SET EXERCISE ▸
Isolate every line in the records below with "OPERATION" in it.

RECORDS FOR PROCESSING ▸

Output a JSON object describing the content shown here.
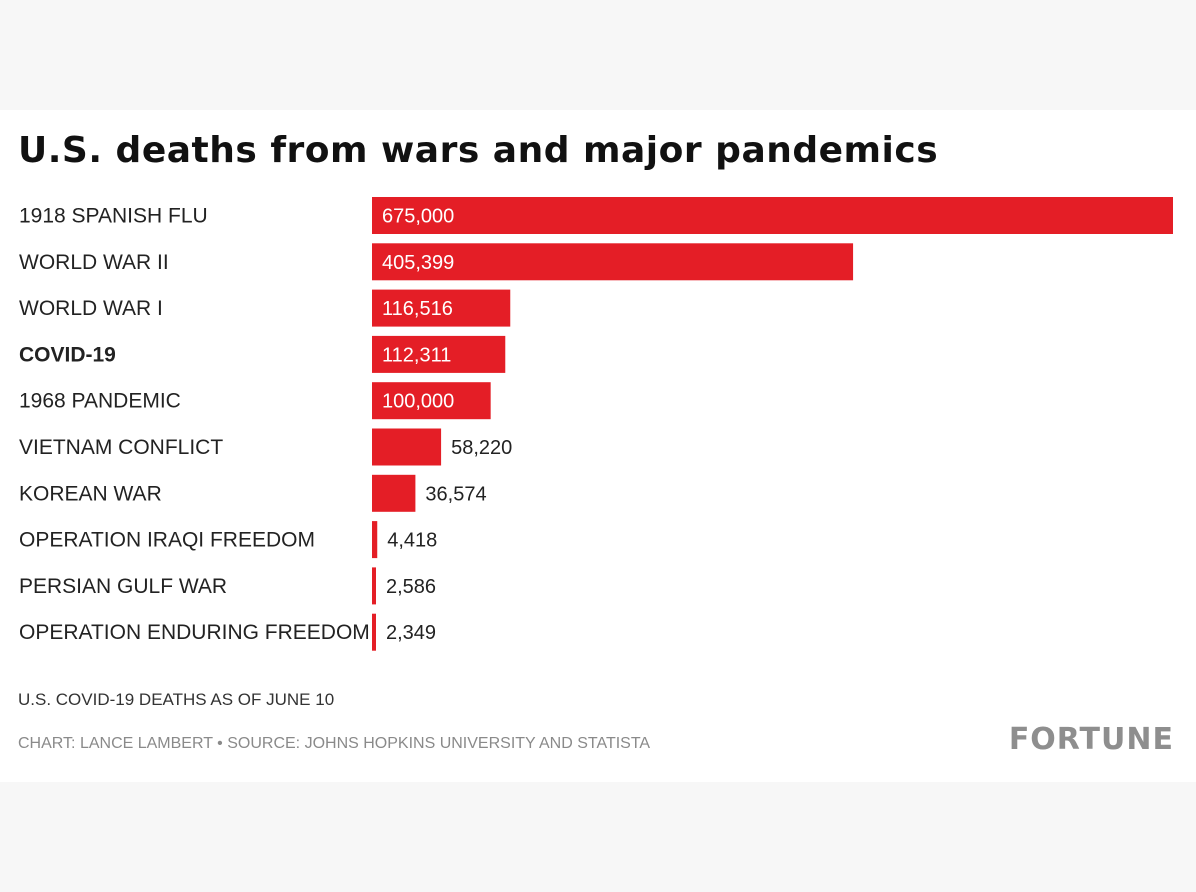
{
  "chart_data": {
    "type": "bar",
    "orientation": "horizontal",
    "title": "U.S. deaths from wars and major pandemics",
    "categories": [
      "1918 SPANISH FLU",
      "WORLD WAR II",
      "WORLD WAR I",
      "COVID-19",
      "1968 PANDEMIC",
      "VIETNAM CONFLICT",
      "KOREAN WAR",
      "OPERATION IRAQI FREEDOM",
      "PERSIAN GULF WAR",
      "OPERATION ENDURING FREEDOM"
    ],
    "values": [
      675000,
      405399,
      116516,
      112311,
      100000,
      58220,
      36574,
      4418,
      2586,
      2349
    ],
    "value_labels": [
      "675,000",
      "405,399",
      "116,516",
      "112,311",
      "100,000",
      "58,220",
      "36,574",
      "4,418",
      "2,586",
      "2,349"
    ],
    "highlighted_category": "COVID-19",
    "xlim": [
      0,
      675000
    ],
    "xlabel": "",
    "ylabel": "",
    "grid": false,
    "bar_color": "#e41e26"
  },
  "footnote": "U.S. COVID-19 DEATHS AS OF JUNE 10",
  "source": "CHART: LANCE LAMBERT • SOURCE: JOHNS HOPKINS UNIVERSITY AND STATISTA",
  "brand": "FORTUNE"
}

REPLY TO THE EXERCISE ▸
      "OPERATION IRAQI FREEDOM",
      "OPERATION ENDURING FREEDOM"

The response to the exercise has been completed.